**Given task:** Look through the listing and locate every line containing the word "Vusala"; copy those lines.

>> begin

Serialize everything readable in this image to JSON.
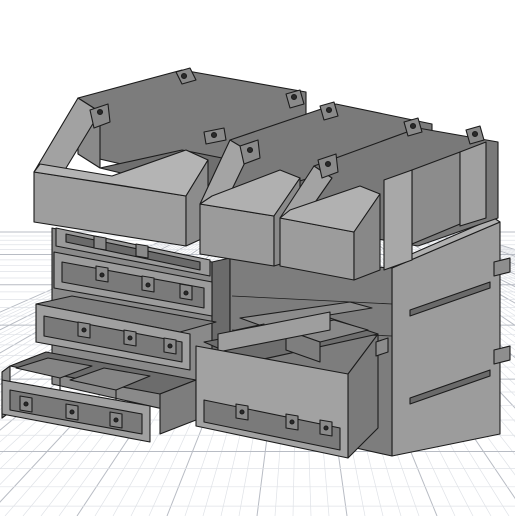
{
  "viewport": {
    "background_color": "#ffffff",
    "grid_major_color": "#b8bcc4",
    "grid_minor_color": "#dfe2e7",
    "model_light_color": "#9a9a9a",
    "model_mid_color": "#7f7f7f",
    "model_dark_color": "#5c5c5c",
    "edge_color": "#1c1c1c"
  },
  "model": {
    "top_bins": 3,
    "drawer_rows": 4,
    "open_drawers": 2,
    "side_cabinet_drawers": 1
  }
}
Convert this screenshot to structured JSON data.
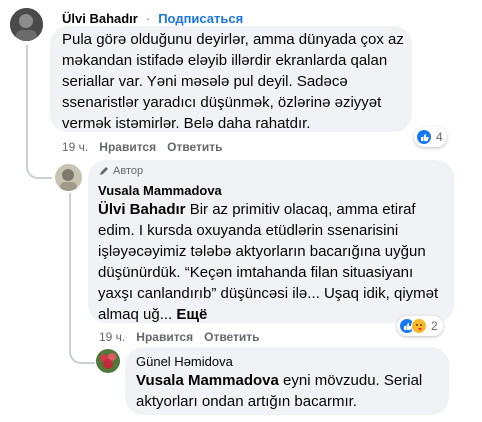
{
  "comment1": {
    "author": "Ülvi Bahadır",
    "subscribe": "Подписаться",
    "text": "Pula görə olduğunu deyirlər, amma dünyada çox az məkandan istifadə eləyib illərdir ekranlarda qalan seriallar var. Yəni məsələ pul deyil. Sadəcə ssenaristlər yaradıcı düşünmək, özlərinə əziyyət vermək istəmirlər. Belə daha rahatdır.",
    "time": "19 ч.",
    "like": "Нравится",
    "reply": "Ответить",
    "reaction_count": "4"
  },
  "comment2": {
    "author_badge": "Автор",
    "author": "Vusala Mammadova",
    "mention": "Ülvi Bahadır",
    "text_line1": " Bir az primitiv olacaq, amma etiraf",
    "text_rest": [
      "edim. I kursda oxuyanda etüdlərin ssenarisini",
      "işləyəcəyimiz tələbə aktyorların bacarığına uyğun",
      "düşünürdük. “Keçən imtahanda filan situasiyanı",
      "yaxşı canlandırıb” düşüncəsi ilə... Uşaq idik, qiymət"
    ],
    "text_last": "almaq uğ...",
    "more": "Ещё",
    "time": "19 ч.",
    "like": "Нравится",
    "reply": "Ответить",
    "reaction_count": "2"
  },
  "comment3": {
    "author": "Günel Həmidova",
    "mention": "Vusala Mammadova",
    "text_line1": " eyni mövzudu. Serial",
    "text_line2": "aktyorları ondan artığın bacarmır."
  },
  "colors": {
    "link": "#1b74e4",
    "like_blue": "#1877f2",
    "haha_yellow": "#f7b928"
  }
}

>> end

**Output of the exercise:**
    "author": "Vusala Mammadova",
    "mention": "Vusala Mammadova",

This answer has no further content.